--- Input ---

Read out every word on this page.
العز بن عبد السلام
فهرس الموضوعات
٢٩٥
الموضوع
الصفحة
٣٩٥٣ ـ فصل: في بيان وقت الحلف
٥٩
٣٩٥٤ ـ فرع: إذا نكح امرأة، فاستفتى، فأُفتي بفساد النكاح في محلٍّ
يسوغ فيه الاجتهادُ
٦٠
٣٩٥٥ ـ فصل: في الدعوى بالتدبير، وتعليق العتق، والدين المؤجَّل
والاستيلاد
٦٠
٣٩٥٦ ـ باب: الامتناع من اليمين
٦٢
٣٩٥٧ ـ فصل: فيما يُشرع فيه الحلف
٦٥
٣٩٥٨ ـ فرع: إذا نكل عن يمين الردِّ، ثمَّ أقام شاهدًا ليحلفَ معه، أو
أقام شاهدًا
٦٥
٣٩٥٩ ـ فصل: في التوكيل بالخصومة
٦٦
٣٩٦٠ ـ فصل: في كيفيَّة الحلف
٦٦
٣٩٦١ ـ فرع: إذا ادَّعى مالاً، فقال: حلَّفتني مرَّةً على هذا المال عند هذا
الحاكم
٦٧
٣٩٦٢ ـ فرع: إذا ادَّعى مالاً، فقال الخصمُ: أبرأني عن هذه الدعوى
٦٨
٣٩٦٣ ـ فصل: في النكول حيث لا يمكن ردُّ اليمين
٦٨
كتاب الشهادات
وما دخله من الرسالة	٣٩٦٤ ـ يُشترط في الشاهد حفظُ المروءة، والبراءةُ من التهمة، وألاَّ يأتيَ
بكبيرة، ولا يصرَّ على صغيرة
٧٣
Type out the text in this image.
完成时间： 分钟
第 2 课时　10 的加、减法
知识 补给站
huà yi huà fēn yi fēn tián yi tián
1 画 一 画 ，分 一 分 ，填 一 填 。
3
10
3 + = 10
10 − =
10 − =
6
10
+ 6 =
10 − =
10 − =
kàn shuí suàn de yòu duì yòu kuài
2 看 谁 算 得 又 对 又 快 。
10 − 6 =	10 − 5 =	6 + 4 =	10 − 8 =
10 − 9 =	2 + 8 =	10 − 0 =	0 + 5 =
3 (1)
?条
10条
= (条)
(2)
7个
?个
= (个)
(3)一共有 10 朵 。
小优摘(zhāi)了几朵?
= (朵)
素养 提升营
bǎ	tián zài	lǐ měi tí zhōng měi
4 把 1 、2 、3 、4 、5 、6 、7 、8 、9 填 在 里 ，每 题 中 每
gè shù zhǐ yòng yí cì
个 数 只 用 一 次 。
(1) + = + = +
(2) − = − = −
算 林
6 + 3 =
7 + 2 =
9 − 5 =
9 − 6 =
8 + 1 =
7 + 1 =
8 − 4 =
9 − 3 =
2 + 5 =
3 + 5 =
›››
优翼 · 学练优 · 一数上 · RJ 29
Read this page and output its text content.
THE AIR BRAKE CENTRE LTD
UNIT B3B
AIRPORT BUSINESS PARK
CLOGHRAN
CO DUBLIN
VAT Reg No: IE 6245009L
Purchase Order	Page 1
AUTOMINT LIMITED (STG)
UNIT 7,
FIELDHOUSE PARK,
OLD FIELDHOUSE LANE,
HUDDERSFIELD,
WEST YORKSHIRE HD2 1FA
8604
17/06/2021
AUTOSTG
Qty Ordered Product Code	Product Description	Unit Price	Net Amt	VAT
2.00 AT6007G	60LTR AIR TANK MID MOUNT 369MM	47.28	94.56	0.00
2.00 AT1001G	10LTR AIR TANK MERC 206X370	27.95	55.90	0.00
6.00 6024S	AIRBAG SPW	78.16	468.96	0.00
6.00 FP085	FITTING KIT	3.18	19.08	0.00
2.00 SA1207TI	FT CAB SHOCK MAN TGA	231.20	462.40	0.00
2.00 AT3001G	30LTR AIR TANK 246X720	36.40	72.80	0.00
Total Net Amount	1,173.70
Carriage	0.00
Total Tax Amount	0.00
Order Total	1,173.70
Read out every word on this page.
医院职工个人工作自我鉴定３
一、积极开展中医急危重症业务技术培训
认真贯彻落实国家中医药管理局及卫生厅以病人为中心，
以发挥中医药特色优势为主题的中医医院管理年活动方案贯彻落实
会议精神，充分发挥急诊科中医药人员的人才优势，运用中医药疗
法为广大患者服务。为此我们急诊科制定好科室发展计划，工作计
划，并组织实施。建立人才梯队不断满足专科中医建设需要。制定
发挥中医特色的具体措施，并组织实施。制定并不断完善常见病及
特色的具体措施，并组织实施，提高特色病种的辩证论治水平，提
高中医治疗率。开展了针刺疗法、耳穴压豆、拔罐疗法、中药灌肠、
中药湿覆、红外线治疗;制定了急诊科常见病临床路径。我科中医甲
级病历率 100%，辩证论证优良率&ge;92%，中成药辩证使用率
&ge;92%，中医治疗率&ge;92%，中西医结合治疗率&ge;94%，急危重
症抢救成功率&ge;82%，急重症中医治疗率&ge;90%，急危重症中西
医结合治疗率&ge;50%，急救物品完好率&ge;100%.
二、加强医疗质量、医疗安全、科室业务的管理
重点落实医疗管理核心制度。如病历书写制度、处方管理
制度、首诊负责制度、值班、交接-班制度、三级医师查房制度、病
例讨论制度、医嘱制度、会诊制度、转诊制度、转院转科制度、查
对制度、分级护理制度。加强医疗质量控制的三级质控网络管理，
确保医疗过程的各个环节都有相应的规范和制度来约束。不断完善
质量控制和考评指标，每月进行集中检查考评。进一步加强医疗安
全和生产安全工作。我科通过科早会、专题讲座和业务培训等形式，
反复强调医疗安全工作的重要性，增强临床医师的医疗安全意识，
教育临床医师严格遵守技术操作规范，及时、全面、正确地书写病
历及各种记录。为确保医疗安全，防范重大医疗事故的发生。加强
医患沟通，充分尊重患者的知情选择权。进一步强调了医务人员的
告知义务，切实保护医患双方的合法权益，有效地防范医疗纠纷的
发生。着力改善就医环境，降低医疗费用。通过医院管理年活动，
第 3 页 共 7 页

---

Lines holding the word "this" in the entries above are the ones to pull out. Copy them all.

*Solution to the exercise*.
Read out every word on this page.
Type out the text in this image.
Read this page and output its text content.
Read out every word on this page.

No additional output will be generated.